Records provided »
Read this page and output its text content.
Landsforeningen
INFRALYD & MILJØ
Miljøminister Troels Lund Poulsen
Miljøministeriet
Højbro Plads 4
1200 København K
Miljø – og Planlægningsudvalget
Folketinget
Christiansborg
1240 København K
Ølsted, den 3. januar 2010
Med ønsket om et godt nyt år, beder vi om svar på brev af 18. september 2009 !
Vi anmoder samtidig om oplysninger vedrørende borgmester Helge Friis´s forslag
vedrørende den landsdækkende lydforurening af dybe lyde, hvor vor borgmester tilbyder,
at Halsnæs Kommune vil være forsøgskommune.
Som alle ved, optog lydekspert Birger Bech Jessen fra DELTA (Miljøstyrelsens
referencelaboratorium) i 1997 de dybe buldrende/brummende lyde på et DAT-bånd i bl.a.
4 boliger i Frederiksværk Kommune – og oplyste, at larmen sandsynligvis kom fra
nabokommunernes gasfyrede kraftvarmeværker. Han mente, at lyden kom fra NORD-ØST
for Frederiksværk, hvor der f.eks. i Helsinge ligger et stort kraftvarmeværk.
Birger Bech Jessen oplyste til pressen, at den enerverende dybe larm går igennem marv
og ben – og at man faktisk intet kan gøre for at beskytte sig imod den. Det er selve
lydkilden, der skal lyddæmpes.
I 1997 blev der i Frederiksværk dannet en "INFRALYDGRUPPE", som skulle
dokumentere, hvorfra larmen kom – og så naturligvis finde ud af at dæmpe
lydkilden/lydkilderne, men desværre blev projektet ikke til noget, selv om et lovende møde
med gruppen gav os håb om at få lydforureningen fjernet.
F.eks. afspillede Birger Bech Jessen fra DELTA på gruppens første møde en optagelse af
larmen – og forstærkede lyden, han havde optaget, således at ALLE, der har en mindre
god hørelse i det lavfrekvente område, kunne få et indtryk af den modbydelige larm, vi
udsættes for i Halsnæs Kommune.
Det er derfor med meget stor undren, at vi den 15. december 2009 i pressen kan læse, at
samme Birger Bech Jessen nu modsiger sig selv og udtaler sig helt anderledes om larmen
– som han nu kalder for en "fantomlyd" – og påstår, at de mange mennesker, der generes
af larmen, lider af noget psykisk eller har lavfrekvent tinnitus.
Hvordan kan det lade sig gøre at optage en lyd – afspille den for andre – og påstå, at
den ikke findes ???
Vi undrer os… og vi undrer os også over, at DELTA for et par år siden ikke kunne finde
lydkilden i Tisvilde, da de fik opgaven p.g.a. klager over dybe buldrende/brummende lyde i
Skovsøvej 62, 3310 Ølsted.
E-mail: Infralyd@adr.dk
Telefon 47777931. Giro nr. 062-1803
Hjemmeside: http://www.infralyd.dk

* * *

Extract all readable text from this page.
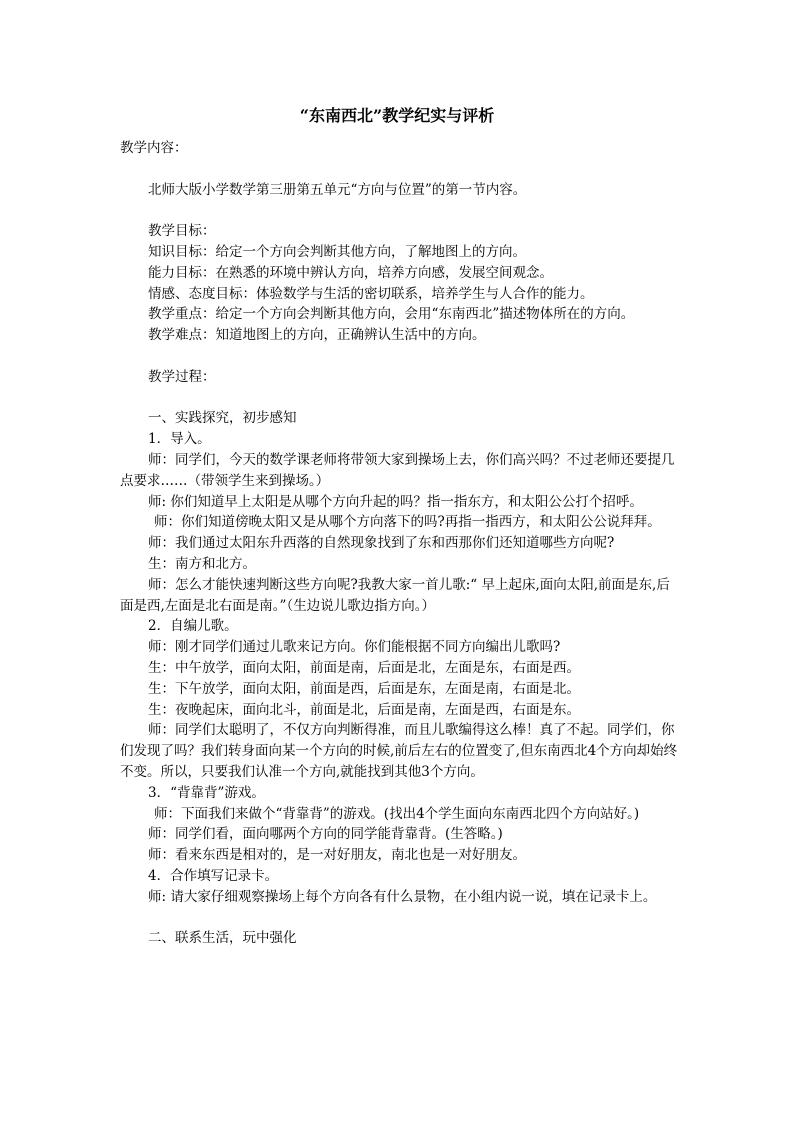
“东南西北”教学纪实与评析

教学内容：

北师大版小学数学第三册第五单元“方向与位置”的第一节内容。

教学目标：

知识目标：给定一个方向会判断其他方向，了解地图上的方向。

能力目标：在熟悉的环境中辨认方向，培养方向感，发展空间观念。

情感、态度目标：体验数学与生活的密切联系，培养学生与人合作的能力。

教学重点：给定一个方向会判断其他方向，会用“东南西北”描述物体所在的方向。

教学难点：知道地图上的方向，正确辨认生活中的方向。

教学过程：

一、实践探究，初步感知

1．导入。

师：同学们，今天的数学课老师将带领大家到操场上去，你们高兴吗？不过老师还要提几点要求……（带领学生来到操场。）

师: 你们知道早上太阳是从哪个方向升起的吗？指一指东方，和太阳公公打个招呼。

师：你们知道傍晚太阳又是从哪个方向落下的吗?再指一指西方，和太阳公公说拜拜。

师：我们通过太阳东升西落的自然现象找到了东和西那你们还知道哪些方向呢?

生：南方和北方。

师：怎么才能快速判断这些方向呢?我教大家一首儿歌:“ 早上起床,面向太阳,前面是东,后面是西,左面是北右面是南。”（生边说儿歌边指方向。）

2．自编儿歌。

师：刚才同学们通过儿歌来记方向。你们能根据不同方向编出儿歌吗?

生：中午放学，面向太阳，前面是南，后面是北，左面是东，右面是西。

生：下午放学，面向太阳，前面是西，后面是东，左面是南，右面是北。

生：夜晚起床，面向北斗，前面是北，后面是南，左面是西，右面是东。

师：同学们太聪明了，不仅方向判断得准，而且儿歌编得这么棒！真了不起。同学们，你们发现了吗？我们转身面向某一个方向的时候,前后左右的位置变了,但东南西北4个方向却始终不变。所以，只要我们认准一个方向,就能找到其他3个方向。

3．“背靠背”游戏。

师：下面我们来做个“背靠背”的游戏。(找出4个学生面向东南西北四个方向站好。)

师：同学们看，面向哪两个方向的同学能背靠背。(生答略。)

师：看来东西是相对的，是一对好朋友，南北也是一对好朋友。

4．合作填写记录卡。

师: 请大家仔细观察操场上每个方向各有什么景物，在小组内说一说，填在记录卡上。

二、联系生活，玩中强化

Challenge » Filter the records down to the lines that contain the string "lydkilden", and copy those lines.

Response to this exercise »
lydkilden, der skal lyddæmpes.
lydkilden/lydkilderne, men desværre blev projektet ikke til noget, selv om et lovende møde
lydkilden i Tisvilde, da de fik opgaven p.g.a. klager over dybe buldrende/brummende lyde i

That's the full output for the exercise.